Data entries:
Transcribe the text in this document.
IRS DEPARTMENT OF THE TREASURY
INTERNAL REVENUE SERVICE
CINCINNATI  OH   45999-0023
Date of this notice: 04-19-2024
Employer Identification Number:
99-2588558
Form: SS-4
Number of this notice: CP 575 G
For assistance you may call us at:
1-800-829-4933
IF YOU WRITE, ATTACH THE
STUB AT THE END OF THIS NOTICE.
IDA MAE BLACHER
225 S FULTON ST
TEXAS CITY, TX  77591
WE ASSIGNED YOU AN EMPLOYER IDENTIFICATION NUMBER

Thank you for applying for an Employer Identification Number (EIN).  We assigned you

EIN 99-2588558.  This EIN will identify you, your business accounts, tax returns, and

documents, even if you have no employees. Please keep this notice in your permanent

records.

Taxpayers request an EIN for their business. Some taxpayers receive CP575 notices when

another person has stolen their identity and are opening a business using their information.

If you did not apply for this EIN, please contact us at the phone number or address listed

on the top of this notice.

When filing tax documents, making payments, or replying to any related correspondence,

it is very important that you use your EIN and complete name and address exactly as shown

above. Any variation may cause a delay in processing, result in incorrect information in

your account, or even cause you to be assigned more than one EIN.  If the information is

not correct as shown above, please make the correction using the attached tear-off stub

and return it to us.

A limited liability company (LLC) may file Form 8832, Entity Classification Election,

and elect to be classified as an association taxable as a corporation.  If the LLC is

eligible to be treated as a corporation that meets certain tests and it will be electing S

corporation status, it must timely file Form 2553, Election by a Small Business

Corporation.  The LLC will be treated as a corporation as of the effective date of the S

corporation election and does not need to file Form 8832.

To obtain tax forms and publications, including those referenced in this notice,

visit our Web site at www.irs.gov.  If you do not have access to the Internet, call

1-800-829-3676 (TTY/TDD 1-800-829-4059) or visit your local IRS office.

▸ Set task
Which lines contain "above"? Copy each of them out.

▸ Full response
above. Any variation may cause a delay in processing, result in incorrect information in
not correct as shown above, please make the correction using the attached tear-off stub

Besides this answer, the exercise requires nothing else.